--- Task directions ---
Rewrite the text on the diabetes and periodontal health questionnaire, everything from "Participants were then" down to "and periodontal abscess.", and switch "questionnaire" to "survey" each time it appears.

--- Page excerpt ---
═══

Participants were then asked to complete four parts of a questionnaire. The first part recorded the demographic characteristics of participants including age, sex, level of education, specialties, and number of years in practice. In the second part, participants were asked questions to determine their awareness of several periodontal complications that diabetic patients are more susceptible to. These complications were inclusive of gingival inflammation, gingival bleeding, gingival recession, alveolar bone resorption, tooth loss, tooth mobility, and periodontal abscess.

The third part of the questionnaire concerned the practices of participants regarding oral health advice for patients with diabetes including the importance of regular dental check-ups, the necessity of more frequent dental check-ups for patients with poorly controlled diabetes, and the need of more frequent dental scaling than others without diabetes. In the fourth and final part of the questionnaire, all participants were requested to report their awareness about diabetes and its effect on periodontal health and whether a periodontal status might affect the metabolic control of diabetic patients. For all of the questions in the second, third, and fourth sections, participants were given the choice of “yes,” “no,” or “I do not know.”

═══

--- Recorded data ---
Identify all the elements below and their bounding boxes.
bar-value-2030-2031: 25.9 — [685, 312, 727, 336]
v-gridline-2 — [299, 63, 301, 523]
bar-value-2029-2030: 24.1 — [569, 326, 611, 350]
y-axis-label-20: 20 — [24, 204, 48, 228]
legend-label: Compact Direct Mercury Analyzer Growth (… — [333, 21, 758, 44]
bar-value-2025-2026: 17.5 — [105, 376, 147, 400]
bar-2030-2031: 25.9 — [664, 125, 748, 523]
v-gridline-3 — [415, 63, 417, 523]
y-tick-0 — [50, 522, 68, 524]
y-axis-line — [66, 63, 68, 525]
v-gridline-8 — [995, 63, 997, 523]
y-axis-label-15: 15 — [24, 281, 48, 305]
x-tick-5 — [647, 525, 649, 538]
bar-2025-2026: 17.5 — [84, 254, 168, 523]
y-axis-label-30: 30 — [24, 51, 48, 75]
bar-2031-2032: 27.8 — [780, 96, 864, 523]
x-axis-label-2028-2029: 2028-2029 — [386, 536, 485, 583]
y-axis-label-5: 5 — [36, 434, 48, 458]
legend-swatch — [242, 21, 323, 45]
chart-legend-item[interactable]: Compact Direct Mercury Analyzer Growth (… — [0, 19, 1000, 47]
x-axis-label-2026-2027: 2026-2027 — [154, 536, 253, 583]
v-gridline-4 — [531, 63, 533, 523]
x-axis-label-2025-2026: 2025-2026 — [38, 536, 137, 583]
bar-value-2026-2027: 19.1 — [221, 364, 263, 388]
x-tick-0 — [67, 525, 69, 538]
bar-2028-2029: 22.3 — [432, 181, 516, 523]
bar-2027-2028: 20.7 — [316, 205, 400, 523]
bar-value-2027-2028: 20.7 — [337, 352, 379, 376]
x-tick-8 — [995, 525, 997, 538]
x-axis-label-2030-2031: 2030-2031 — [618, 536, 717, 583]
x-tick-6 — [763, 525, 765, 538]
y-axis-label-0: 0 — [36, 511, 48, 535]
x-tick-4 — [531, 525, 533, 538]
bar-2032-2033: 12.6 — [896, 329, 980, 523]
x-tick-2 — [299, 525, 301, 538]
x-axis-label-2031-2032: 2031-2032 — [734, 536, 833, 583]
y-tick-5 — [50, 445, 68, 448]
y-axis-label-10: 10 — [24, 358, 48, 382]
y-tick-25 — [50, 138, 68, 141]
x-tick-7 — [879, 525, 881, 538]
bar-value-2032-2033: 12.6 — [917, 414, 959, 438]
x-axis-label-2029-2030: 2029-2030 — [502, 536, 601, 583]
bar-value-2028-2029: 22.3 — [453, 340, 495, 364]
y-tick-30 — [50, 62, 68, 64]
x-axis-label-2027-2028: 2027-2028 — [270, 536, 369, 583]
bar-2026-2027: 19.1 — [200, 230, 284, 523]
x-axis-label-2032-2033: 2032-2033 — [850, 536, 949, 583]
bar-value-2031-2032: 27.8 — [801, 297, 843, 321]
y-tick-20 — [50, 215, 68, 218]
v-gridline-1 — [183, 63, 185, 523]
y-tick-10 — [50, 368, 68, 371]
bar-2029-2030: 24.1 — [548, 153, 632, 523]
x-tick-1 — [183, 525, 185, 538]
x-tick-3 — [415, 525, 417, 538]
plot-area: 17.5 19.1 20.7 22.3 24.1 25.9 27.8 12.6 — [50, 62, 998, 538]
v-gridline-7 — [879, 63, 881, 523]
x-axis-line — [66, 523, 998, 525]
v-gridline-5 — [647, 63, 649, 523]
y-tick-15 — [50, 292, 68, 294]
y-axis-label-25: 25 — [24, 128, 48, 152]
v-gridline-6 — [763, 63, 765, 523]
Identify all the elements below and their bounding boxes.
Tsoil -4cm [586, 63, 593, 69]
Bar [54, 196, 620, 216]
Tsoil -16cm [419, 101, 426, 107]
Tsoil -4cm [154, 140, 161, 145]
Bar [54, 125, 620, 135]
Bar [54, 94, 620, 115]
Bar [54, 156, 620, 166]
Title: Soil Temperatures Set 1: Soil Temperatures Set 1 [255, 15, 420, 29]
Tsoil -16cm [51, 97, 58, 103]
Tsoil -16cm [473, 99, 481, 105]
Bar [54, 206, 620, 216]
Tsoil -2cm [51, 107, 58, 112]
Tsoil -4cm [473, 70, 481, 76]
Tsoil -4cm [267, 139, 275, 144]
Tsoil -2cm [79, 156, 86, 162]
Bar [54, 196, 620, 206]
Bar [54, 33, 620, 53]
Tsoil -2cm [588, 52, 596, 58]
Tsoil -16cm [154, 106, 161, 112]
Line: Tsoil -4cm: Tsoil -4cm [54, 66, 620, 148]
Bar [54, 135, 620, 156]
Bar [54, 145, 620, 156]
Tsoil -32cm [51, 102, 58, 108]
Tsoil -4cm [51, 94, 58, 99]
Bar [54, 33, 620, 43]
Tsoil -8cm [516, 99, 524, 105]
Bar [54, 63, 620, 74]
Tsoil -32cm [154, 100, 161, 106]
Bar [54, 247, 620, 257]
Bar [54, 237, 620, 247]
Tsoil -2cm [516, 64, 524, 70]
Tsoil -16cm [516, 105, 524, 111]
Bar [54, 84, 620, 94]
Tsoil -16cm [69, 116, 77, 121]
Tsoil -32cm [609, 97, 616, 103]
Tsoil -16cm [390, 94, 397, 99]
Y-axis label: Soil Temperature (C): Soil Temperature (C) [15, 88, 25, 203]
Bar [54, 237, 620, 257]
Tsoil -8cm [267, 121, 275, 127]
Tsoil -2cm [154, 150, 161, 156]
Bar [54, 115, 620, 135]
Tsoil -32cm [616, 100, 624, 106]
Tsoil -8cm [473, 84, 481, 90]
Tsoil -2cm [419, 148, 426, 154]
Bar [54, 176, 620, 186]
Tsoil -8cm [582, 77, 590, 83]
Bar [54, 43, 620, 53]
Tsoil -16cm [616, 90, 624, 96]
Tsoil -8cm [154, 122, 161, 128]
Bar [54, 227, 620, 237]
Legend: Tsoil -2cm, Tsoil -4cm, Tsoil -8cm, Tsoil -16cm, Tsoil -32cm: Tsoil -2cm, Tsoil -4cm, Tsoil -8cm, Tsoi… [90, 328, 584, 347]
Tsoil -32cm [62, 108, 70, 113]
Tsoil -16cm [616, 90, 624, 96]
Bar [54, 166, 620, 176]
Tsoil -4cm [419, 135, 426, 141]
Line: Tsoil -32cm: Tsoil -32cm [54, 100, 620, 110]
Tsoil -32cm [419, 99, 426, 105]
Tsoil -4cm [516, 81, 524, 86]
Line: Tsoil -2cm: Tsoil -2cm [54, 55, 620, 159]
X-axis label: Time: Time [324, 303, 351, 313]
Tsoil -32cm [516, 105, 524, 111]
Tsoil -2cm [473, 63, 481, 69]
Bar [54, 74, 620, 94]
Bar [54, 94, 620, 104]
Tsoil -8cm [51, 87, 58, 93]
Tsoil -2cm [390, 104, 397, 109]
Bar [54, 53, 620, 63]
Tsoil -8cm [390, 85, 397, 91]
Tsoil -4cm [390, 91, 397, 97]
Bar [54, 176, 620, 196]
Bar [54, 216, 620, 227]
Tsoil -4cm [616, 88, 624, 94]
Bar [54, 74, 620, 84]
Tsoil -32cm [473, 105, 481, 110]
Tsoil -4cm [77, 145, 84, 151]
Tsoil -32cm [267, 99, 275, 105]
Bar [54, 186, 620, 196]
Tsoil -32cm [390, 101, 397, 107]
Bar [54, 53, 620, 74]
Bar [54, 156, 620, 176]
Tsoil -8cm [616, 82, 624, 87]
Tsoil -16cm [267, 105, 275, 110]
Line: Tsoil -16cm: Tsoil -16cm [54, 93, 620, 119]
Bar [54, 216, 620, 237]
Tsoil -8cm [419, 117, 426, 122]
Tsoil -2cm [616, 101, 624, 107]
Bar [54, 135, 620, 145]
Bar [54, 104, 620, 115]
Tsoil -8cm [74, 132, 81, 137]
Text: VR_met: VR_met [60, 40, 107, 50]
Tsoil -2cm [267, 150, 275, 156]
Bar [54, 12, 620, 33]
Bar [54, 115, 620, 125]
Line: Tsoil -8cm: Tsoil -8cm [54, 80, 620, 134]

═══

--- Output below ---
Participants were then asked to complete four parts of a survey. The first part recorded the demographic characteristics of participants including age, sex, level of education, specialties, and number of years in practice. In the second part, participants were asked questions to determine their awareness of several periodontal complications that diabetic patients are more susceptible to. These complications were inclusive of gingival inflammation, gingival bleeding, gingival recession, alveolar bone resorption, tooth loss, tooth mobility, and periodontal abscess.